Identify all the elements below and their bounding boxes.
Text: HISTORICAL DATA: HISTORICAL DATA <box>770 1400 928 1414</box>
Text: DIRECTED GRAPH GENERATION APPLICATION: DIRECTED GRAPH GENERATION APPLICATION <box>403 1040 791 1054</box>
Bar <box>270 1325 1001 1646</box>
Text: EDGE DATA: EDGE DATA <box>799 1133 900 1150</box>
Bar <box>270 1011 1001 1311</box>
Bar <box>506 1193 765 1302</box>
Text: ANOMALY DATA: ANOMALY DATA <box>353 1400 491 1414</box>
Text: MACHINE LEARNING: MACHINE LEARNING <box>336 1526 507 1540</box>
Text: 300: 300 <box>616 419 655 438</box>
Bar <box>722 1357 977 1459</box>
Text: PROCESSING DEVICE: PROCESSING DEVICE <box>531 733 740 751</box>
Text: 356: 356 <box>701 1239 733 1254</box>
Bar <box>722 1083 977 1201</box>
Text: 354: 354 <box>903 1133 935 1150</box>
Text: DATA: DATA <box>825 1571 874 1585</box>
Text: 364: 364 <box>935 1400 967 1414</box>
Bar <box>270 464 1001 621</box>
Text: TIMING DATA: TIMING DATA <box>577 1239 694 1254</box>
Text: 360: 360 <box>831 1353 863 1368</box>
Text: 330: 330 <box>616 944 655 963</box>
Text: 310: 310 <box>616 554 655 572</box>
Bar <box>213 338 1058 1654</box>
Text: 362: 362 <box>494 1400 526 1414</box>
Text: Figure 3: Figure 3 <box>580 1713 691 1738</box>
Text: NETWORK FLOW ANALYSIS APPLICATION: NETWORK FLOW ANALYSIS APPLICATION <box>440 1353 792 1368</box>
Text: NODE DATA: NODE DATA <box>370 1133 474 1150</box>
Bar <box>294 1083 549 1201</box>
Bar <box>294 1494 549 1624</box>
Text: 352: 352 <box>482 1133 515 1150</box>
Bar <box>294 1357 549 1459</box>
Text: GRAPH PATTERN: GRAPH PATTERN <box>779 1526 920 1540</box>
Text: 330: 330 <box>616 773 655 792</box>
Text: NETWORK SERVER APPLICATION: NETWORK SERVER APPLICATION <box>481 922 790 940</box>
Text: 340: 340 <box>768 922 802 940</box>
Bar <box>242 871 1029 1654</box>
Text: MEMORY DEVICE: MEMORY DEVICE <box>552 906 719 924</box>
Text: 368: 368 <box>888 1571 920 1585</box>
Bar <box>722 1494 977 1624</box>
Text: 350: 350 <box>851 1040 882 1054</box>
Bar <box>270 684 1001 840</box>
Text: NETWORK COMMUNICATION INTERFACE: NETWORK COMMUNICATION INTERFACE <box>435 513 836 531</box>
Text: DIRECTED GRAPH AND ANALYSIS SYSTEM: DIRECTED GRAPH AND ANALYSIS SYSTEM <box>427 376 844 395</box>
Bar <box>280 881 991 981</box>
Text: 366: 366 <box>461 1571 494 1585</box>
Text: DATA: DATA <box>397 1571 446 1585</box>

---

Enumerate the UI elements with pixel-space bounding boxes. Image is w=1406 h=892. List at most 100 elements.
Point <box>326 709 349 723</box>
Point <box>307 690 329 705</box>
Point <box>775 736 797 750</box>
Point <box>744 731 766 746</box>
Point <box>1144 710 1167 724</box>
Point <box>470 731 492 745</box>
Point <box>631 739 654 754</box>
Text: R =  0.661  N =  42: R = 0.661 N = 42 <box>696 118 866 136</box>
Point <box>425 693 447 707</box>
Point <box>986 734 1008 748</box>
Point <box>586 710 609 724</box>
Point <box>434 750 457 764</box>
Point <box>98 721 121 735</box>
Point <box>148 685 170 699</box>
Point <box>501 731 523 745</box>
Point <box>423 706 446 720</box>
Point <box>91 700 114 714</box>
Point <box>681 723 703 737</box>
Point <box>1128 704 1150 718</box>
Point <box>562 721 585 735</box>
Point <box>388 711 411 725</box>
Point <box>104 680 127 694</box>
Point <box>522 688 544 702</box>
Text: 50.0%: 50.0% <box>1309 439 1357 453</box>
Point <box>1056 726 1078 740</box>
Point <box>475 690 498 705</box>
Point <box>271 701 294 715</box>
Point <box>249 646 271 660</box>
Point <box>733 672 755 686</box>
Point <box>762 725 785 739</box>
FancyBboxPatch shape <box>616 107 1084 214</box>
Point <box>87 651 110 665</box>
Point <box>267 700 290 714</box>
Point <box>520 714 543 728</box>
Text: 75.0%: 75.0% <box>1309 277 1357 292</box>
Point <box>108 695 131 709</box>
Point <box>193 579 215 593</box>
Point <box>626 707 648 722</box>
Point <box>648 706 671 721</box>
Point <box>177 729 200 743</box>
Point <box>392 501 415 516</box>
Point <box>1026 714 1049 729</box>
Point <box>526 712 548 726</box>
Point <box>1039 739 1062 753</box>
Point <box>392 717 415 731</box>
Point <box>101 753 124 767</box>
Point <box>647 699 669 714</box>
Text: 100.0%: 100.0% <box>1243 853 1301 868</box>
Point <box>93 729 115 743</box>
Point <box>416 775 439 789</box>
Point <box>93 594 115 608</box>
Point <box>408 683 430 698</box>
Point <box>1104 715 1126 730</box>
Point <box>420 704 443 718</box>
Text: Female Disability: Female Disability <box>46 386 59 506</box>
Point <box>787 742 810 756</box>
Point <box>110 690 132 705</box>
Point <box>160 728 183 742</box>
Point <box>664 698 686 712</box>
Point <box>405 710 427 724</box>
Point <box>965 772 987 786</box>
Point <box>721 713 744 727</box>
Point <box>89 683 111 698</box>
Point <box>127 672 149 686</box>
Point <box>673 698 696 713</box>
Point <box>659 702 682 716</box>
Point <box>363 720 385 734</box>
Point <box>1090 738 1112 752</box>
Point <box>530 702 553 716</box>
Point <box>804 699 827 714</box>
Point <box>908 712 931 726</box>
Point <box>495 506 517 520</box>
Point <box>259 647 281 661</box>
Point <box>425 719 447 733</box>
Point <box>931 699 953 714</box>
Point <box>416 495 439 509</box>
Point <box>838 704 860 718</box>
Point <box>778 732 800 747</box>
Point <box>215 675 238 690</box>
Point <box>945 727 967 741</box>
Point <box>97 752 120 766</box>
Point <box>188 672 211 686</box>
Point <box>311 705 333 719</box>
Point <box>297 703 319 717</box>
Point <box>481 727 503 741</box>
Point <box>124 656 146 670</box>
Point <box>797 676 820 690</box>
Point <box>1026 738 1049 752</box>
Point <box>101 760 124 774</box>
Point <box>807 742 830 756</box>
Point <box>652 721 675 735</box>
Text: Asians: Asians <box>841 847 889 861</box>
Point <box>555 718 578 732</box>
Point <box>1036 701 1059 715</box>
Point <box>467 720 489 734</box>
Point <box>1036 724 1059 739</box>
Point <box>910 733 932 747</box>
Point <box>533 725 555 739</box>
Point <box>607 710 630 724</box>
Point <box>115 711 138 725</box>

• [PROBLEM REQUIREMENTS] Reproduce the entries starting with the line that contains "Identify all the" and ending with the line that contains "Bar <box>294 1083 549 1201</box>", including both of those lines.

• [TASK SOLUTION]
Identify all the elements below and their bounding boxes.
Text: HISTORICAL DATA: HISTORICAL DATA <box>770 1400 928 1414</box>
Text: DIRECTED GRAPH GENERATION APPLICATION: DIRECTED GRAPH GENERATION APPLICATION <box>403 1040 791 1054</box>
Bar <box>270 1325 1001 1646</box>
Text: EDGE DATA: EDGE DATA <box>799 1133 900 1150</box>
Bar <box>270 1011 1001 1311</box>
Bar <box>506 1193 765 1302</box>
Text: ANOMALY DATA: ANOMALY DATA <box>353 1400 491 1414</box>
Text: MACHINE LEARNING: MACHINE LEARNING <box>336 1526 507 1540</box>
Text: 300: 300 <box>616 419 655 438</box>
Bar <box>722 1357 977 1459</box>
Text: PROCESSING DEVICE: PROCESSING DEVICE <box>531 733 740 751</box>
Text: 356: 356 <box>701 1239 733 1254</box>
Bar <box>722 1083 977 1201</box>
Text: 354: 354 <box>903 1133 935 1150</box>
Text: DATA: DATA <box>825 1571 874 1585</box>
Text: 364: 364 <box>935 1400 967 1414</box>
Bar <box>270 464 1001 621</box>
Text: TIMING DATA: TIMING DATA <box>577 1239 694 1254</box>
Text: 360: 360 <box>831 1353 863 1368</box>
Text: 330: 330 <box>616 944 655 963</box>
Text: 310: 310 <box>616 554 655 572</box>
Bar <box>213 338 1058 1654</box>
Text: 362: 362 <box>494 1400 526 1414</box>
Text: Figure 3: Figure 3 <box>580 1713 691 1738</box>
Text: NETWORK FLOW ANALYSIS APPLICATION: NETWORK FLOW ANALYSIS APPLICATION <box>440 1353 792 1368</box>
Text: NODE DATA: NODE DATA <box>370 1133 474 1150</box>
Bar <box>294 1083 549 1201</box>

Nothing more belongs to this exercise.